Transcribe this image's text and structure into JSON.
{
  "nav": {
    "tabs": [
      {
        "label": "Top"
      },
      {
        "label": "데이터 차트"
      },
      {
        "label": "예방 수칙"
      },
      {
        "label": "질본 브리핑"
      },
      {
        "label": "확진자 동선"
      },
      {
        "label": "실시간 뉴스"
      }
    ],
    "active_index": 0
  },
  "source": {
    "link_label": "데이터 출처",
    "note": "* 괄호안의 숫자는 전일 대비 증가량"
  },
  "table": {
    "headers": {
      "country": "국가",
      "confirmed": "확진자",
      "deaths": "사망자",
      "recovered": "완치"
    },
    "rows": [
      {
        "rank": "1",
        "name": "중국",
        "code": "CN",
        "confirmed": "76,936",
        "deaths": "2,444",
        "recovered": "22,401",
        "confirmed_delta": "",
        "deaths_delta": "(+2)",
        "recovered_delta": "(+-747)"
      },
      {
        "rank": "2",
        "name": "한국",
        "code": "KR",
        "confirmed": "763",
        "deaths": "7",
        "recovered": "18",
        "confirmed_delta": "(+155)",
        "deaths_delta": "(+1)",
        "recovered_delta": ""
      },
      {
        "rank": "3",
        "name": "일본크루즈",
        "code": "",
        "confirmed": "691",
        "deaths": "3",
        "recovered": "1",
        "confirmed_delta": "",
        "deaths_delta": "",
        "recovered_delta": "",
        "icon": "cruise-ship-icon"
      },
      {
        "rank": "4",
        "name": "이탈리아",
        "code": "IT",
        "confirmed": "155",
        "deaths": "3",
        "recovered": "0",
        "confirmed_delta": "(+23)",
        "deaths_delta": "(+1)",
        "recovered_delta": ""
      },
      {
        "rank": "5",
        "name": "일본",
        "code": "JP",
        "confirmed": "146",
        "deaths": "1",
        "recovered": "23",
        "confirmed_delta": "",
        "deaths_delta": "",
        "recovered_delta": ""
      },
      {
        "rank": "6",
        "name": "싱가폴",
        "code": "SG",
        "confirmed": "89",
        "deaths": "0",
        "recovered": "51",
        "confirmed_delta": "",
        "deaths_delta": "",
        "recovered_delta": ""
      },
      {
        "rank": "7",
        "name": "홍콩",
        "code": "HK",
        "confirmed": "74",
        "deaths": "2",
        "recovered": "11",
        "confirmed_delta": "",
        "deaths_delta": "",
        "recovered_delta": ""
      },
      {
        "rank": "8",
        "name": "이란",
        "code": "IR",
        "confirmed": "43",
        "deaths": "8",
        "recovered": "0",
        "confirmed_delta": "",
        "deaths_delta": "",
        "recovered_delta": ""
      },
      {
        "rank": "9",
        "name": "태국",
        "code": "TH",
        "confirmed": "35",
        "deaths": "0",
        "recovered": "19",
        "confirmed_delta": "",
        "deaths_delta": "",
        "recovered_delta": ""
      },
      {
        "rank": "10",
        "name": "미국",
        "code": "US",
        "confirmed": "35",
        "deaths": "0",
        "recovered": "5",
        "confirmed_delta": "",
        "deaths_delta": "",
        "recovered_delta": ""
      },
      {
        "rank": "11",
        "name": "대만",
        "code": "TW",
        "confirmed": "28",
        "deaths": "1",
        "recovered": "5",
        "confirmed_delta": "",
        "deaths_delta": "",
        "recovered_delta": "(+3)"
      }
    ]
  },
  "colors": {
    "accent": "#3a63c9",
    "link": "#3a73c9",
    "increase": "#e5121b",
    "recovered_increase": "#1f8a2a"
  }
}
-.-.-
▸ Objective: Output all of the material, please, exactly as it stands.

▸ Final result:
Transcribe this image's text and structure into JSON.
{
  "nav": {
    "tabs": [
      {
        "label": "Top"
      },
      {
        "label": "데이터 차트"
      },
      {
        "label": "예방 수칙"
      },
      {
        "label": "질본 브리핑"
      },
      {
        "label": "확진자 동선"
      },
      {
        "label": "실시간 뉴스"
      }
    ],
    "active_index": 0
  },
  "source": {
    "link_label": "데이터 출처",
    "note": "* 괄호안의 숫자는 전일 대비 증가량"
  },
  "table": {
    "headers": {
      "country": "국가",
      "confirmed": "확진자",
      "deaths": "사망자",
      "recovered": "완치"
    },
    "rows": [
      {
        "rank": "1",
        "name": "중국",
        "code": "CN",
        "confirmed": "76,936",
        "deaths": "2,444",
        "recovered": "22,401",
        "confirmed_delta": "",
        "deaths_delta": "(+2)",
        "recovered_delta": "(+-747)"
      },
      {
        "rank": "2",
        "name": "한국",
        "code": "KR",
        "confirmed": "763",
        "deaths": "7",
        "recovered": "18",
        "confirmed_delta": "(+155)",
        "deaths_delta": "(+1)",
        "recovered_delta": ""
      },
      {
        "rank": "3",
        "name": "일본크루즈",
        "code": "",
        "confirmed": "691",
        "deaths": "3",
        "recovered": "1",
        "confirmed_delta": "",
        "deaths_delta": "",
        "recovered_delta": "",
        "icon": "cruise-ship-icon"
      },
      {
        "rank": "4",
        "name": "이탈리아",
        "code": "IT",
        "confirmed": "155",
        "deaths": "3",
        "recovered": "0",
        "confirmed_delta": "(+23)",
        "deaths_delta": "(+1)",
        "recovered_delta": ""
      },
      {
        "rank": "5",
        "name": "일본",
        "code": "JP",
        "confirmed": "146",
        "deaths": "1",
        "recovered": "23",
        "confirmed_delta": "",
        "deaths_delta": "",
        "recovered_delta": ""
      },
      {
        "rank": "6",
        "name": "싱가폴",
        "code": "SG",
        "confirmed": "89",
        "deaths": "0",
        "recovered": "51",
        "confirmed_delta": "",
        "deaths_delta": "",
        "recovered_delta": ""
      },
      {
        "rank": "7",
        "name": "홍콩",
        "code": "HK",
        "confirmed": "74",
        "deaths": "2",
        "recovered": "11",
        "confirmed_delta": "",
        "deaths_delta": "",
        "recovered_delta": ""
      },
      {
        "rank": "8",
        "name": "이란",
        "code": "IR",
        "confirmed": "43",
        "deaths": "8",
        "recovered": "0",
        "confirmed_delta": "",
        "deaths_delta": "",
        "recovered_delta": ""
      },
      {
        "rank": "9",
        "name": "태국",
        "code": "TH",
        "confirmed": "35",
        "deaths": "0",
        "recovered": "19",
        "confirmed_delta": "",
        "deaths_delta": "",
        "recovered_delta": ""
      },
      {
        "rank": "10",
        "name": "미국",
        "code": "US",
        "confirmed": "35",
        "deaths": "0",
        "recovered": "5",
        "confirmed_delta": "",
        "deaths_delta": "",
        "recovered_delta": ""
      },
      {
        "rank": "11",
        "name": "대만",
        "code": "TW",
        "confirmed": "28",
        "deaths": "1",
        "recovered": "5",
        "confirmed_delta": "",
        "deaths_delta": "",
        "recovered_delta": "(+3)"
      }
    ]
  },
  "colors": {
    "accent": "#3a63c9",
    "link": "#3a73c9",
    "increase": "#e5121b",
    "recovered_increase": "#1f8a2a"
  }
}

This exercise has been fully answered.